This is where platforms like Chain.io position themselves: not as competitors to TMS providers, but as neutral infrastructure sitting between them.
“Somebody needed to be neutral and solve this problem outside of the TMSs,” he says. “We just sit in the background and do the thing that nobody else wants to do.”
Crucially, that layer also gives forwarders more flexibility, he explains. “It helps them control their own destiny because it lets people separate the connections from the core system.”
In other words, while integration alone won’t drive a TMS switch, it lowers the barriers to change, and makes hybrid or multi-system environments more viable.
That matters in the context of the current CargoWise debate, but Mr Glick is cautious about overstating its immediate impact.
“Was there a swell of people who, the first day, cancelled their CargoWise contracts and switched TMS? Absolutely not,” he says.

Assignment 1
In the Chain.io passage, how do platforms like Chain.io position themselves in relation to TMS providers?
Assignment 2
Revise the Chain.io passage between "In other words, while" and "its immediate impact.", inclusive, putting "obstacles" wherever "barriers" appears.

Data provided
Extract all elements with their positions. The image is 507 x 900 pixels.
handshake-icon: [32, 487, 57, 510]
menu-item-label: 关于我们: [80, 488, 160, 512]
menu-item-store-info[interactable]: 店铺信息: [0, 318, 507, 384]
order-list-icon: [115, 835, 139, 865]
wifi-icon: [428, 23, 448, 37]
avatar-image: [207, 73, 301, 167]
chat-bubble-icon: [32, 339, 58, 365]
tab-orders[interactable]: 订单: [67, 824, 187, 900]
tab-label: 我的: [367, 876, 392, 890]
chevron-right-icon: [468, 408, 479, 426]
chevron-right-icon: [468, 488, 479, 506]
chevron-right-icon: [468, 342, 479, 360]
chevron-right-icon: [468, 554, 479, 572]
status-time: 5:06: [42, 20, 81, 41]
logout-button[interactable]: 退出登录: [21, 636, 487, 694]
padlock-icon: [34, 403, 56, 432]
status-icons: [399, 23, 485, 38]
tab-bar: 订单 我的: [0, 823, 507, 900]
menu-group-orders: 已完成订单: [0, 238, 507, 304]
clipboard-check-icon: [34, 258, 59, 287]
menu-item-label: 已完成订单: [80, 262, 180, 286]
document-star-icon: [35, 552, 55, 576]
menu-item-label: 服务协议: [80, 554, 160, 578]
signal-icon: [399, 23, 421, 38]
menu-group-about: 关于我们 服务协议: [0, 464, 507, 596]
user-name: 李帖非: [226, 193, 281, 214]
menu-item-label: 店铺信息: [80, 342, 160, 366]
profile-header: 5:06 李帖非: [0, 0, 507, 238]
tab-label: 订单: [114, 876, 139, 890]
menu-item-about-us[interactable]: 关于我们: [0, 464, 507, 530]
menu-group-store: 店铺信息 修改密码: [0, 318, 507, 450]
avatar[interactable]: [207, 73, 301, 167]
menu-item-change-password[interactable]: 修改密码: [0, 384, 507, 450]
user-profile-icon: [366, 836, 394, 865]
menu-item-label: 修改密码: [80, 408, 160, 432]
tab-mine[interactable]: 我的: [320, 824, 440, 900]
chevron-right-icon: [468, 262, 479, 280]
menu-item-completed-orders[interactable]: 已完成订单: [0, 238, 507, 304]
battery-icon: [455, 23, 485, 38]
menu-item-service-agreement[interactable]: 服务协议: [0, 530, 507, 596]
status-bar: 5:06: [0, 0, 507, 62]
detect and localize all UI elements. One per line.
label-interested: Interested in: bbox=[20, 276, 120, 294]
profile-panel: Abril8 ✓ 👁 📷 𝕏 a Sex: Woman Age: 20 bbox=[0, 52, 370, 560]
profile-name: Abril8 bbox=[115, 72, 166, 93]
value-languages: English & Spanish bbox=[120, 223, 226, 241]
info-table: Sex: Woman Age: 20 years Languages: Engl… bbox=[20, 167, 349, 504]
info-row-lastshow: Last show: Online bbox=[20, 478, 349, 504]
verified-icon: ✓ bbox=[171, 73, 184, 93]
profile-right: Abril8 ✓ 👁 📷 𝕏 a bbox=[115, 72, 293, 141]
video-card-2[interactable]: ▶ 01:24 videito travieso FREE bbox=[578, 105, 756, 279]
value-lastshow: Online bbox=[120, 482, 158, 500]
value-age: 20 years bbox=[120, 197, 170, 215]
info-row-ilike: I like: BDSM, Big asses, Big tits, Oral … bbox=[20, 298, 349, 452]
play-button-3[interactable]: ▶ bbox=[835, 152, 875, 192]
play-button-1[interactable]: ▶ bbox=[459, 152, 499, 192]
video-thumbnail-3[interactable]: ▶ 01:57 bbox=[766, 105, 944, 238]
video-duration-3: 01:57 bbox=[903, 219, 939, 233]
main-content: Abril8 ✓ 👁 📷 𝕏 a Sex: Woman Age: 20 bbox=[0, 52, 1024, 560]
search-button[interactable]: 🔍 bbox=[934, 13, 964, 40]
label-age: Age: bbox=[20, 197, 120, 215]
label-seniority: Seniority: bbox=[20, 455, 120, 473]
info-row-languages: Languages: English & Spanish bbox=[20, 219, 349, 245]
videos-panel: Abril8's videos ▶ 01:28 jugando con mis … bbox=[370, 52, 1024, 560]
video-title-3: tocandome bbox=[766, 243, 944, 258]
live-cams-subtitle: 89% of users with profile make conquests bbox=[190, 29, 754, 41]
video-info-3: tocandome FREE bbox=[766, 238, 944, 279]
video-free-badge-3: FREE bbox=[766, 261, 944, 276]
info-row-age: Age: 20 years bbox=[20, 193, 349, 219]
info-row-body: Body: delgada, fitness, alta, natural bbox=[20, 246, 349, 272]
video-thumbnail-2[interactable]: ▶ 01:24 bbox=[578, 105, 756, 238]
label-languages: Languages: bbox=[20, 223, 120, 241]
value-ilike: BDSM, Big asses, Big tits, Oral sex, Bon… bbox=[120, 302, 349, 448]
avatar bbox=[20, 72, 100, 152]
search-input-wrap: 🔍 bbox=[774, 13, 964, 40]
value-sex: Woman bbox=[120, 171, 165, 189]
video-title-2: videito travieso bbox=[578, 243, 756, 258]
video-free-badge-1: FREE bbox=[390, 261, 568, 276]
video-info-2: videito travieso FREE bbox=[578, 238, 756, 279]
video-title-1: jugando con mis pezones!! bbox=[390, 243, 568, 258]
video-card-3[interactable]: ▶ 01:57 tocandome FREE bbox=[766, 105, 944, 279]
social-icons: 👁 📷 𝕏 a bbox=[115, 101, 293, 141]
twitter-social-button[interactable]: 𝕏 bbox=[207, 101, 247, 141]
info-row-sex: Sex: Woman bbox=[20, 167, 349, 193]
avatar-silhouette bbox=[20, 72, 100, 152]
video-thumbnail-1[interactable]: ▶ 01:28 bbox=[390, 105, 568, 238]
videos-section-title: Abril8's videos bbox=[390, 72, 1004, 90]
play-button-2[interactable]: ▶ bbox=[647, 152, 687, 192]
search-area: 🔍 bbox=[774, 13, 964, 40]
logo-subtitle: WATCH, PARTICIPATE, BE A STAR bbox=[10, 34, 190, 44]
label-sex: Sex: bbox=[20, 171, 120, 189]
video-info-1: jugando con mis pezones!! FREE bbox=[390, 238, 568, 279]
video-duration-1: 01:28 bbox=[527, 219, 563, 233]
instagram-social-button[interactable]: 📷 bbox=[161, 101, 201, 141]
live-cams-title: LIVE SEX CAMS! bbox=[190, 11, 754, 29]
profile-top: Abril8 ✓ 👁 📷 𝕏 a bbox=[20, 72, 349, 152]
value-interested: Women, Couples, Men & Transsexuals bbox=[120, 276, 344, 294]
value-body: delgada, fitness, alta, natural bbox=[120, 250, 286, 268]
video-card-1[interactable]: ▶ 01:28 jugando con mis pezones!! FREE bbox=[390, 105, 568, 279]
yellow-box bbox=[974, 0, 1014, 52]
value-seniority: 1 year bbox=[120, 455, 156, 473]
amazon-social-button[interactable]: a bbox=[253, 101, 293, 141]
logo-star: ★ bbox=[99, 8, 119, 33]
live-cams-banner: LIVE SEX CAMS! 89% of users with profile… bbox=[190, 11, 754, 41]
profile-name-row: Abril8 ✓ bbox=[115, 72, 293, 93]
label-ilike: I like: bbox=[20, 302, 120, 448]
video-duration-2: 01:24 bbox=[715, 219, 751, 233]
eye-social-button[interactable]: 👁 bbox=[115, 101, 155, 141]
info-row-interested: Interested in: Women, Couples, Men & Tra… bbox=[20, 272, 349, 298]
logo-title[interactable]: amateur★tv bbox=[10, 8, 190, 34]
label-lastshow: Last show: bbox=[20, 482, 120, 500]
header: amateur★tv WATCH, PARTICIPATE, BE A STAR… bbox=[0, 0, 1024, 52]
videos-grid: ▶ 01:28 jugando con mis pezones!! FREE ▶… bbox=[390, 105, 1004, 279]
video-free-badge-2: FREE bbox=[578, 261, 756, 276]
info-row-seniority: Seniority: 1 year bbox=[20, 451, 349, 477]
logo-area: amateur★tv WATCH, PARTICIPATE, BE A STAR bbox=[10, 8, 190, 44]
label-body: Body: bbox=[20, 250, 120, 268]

Response 1
As neutral infrastructure sitting between TMS providers, not as their competitors.

Response 2
In other words, while integration alone won’t drive a TMS switch, it lowers the obstacles to change, and makes hybrid or multi-system environments more viable.
That matters in the context of the current CargoWise debate, but Mr Glick is cautious about overstating its immediate impact.